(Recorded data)
────────────────────────────────────────

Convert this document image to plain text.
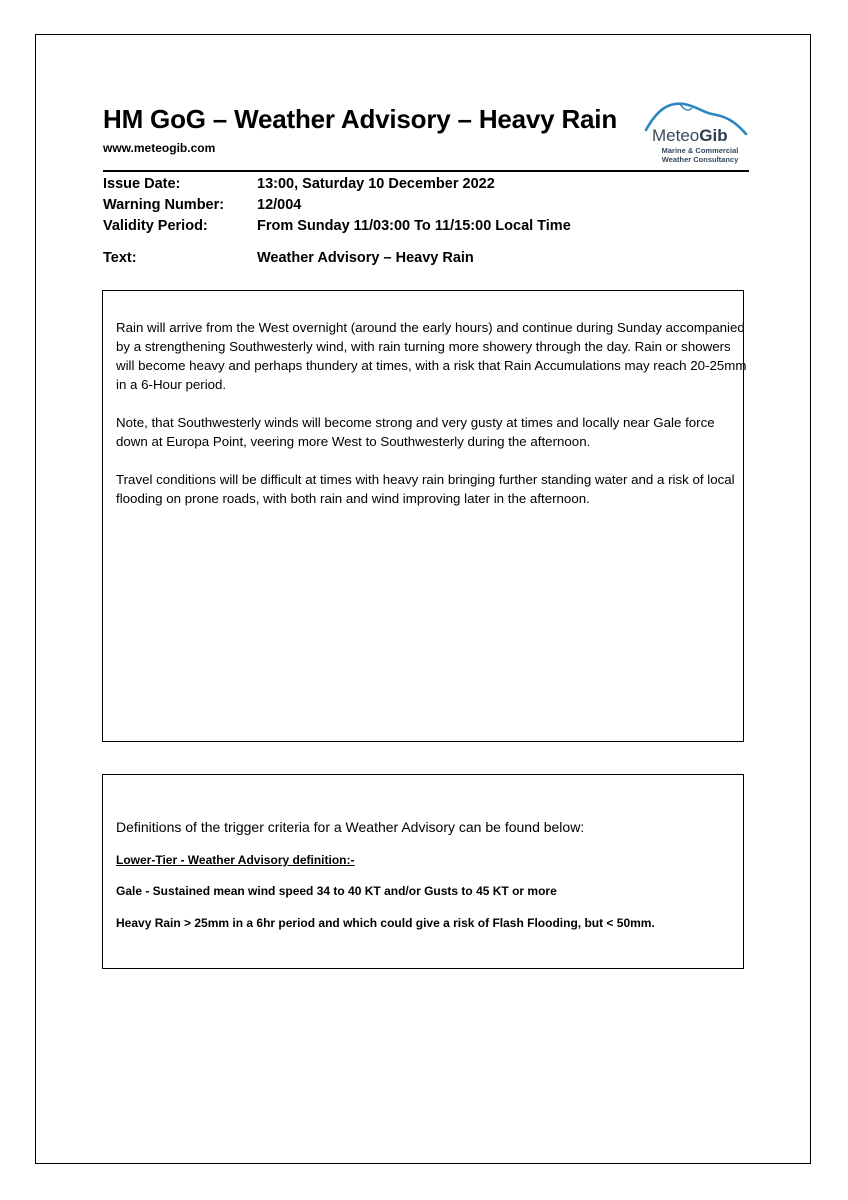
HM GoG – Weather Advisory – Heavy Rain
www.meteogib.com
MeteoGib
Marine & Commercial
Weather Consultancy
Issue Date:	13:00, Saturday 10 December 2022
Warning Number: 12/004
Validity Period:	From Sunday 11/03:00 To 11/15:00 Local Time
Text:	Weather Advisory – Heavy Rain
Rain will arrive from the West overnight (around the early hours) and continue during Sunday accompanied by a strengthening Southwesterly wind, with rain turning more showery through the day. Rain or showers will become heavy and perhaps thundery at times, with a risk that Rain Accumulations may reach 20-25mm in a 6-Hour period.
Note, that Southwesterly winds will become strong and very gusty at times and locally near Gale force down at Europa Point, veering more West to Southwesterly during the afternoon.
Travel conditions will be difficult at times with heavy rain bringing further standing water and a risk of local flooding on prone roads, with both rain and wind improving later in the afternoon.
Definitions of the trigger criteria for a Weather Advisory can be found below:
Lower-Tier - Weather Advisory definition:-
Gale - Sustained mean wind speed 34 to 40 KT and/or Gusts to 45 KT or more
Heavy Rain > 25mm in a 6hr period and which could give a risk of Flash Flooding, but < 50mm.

────────────────────────────────────────

Request -
Using the records above, gather all lines where the string "Gale" is present.

Output for this exercise -
Note, that Southwesterly winds will become strong and very gusty at times and locally near Gale force down at Europa Point, veering more West to Southwesterly during the afternoon.
Gale - Sustained mean wind speed 34 to 40 KT and/or Gusts to 45 KT or more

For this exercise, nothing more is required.